Written exercise
Print every line of the listing exactly, please.

Information shown
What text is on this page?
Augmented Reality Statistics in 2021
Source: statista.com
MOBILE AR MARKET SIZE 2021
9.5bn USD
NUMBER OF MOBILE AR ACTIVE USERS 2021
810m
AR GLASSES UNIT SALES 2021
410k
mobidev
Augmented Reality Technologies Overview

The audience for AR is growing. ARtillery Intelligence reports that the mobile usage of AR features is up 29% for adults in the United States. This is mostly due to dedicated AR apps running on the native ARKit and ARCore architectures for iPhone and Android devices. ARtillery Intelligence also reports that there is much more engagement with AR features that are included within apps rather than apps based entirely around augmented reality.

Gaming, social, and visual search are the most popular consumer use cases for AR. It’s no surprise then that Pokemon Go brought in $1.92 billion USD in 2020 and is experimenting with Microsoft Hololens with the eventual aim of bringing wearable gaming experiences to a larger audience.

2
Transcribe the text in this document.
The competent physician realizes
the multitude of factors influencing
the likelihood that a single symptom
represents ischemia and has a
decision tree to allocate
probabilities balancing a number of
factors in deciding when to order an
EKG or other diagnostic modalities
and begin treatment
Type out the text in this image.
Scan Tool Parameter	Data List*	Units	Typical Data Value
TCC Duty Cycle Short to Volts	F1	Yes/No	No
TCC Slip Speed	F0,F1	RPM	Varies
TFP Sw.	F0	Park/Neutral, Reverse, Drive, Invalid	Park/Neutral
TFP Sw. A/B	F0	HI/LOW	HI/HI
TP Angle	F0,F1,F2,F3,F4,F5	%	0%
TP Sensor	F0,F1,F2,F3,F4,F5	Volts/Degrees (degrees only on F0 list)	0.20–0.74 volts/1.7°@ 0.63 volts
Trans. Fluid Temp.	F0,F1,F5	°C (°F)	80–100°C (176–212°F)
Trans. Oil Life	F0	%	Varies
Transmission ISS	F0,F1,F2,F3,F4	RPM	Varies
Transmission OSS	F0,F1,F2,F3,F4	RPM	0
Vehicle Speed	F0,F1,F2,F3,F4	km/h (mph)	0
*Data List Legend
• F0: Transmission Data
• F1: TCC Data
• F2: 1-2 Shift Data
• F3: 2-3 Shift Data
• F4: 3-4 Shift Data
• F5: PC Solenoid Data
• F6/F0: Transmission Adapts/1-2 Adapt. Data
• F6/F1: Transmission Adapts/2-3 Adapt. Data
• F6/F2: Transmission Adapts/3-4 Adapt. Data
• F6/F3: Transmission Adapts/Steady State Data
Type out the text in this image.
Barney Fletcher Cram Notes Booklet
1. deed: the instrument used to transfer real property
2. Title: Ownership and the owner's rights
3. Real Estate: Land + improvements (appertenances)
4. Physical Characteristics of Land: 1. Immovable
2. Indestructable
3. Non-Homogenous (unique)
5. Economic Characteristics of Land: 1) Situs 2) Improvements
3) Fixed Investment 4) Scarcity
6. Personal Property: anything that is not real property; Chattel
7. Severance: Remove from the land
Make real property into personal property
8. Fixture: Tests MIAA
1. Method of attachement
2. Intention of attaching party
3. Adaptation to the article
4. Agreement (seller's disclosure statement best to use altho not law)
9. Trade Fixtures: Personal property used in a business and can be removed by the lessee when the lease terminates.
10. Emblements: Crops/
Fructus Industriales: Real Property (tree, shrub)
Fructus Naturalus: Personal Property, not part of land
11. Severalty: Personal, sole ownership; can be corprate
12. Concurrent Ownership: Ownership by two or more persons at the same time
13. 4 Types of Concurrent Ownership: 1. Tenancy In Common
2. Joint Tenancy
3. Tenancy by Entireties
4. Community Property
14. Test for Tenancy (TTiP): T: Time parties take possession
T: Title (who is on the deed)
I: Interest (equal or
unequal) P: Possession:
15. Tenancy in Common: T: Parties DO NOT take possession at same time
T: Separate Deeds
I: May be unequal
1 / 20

Solved problem
What text is on this page?
Augmented Reality Statistics in 2021
Source: statista.com
MOBILE AR MARKET SIZE 2021
9.5bn USD
NUMBER OF MOBILE AR ACTIVE USERS 2021
810m
AR GLASSES UNIT SALES 2021
410k
mobidev
Augmented Reality Technologies Overview

The audience for AR is growing. ARtillery Intelligence reports that the mobile usage of AR features is up 29% for adults in the United States. This is mostly due to dedicated AR apps running on the native ARKit and ARCore architectures for iPhone and Android devices. ARtillery Intelligence also reports that there is much more engagement with AR features that are included within apps rather than apps based entirely around augmented reality.

Gaming, social, and visual search are the most popular consumer use cases for AR. It’s no surprise then that Pokemon Go brought in $1.92 billion USD in 2020 and is experimenting with Microsoft Hololens with the eventual aim of bringing wearable gaming experiences to a larger audience.

2
Transcribe the text in this document.
The competent physician realizes
the multitude of factors influencing
the likelihood that a single symptom
represents ischemia and has a
decision tree to allocate
probabilities balancing a number of
factors in deciding when to order an
EKG or other diagnostic modalities
and begin treatment
Type out the text in this image.
Scan Tool Parameter	Data List*	Units	Typical Data Value
TCC Duty Cycle Short to Volts	F1	Yes/No	No
TCC Slip Speed	F0,F1	RPM	Varies
TFP Sw.	F0	Park/Neutral, Reverse, Drive, Invalid	Park/Neutral
TFP Sw. A/B	F0	HI/LOW	HI/HI
TP Angle	F0,F1,F2,F3,F4,F5	%	0%
TP Sensor	F0,F1,F2,F3,F4,F5	Volts/Degrees (degrees only on F0 list)	0.20–0.74 volts/1.7°@ 0.63 volts
Trans. Fluid Temp.	F0,F1,F5	°C (°F)	80–100°C (176–212°F)
Trans. Oil Life	F0	%	Varies
Transmission ISS	F0,F1,F2,F3,F4	RPM	Varies
Transmission OSS	F0,F1,F2,F3,F4	RPM	0
Vehicle Speed	F0,F1,F2,F3,F4	km/h (mph)	0
*Data List Legend
• F0: Transmission Data
• F1: TCC Data
• F2: 1-2 Shift Data
• F3: 2-3 Shift Data
• F4: 3-4 Shift Data
• F5: PC Solenoid Data
• F6/F0: Transmission Adapts/1-2 Adapt. Data
• F6/F1: Transmission Adapts/2-3 Adapt. Data
• F6/F2: Transmission Adapts/3-4 Adapt. Data
• F6/F3: Transmission Adapts/Steady State Data
Type out the text in this image.
Barney Fletcher Cram Notes Booklet
1. deed: the instrument used to transfer real property
2. Title: Ownership and the owner's rights
3. Real Estate: Land + improvements (appertenances)
4. Physical Characteristics of Land: 1. Immovable
2. Indestructable
3. Non-Homogenous (unique)
5. Economic Characteristics of Land: 1) Situs 2) Improvements
3) Fixed Investment 4) Scarcity
6. Personal Property: anything that is not real property; Chattel
7. Severance: Remove from the land
Make real property into personal property
8. Fixture: Tests MIAA
1. Method of attachement
2. Intention of attaching party
3. Adaptation to the article
4. Agreement (seller's disclosure statement best to use altho not law)
9. Trade Fixtures: Personal property used in a business and can be removed by the lessee when the lease terminates.
10. Emblements: Crops/
Fructus Industriales: Real Property (tree, shrub)
Fructus Naturalus: Personal Property, not part of land
11. Severalty: Personal, sole ownership; can be corprate
12. Concurrent Ownership: Ownership by two or more persons at the same time
13. 4 Types of Concurrent Ownership: 1. Tenancy In Common
2. Joint Tenancy
3. Tenancy by Entireties
4. Community Property
14. Test for Tenancy (TTiP): T: Time parties take possession
T: Title (who is on the deed)
I: Interest (equal or
unequal) P: Possession:
15. Tenancy in Common: T: Parties DO NOT take possession at same time
T: Separate Deeds
I: May be unequal
1 / 20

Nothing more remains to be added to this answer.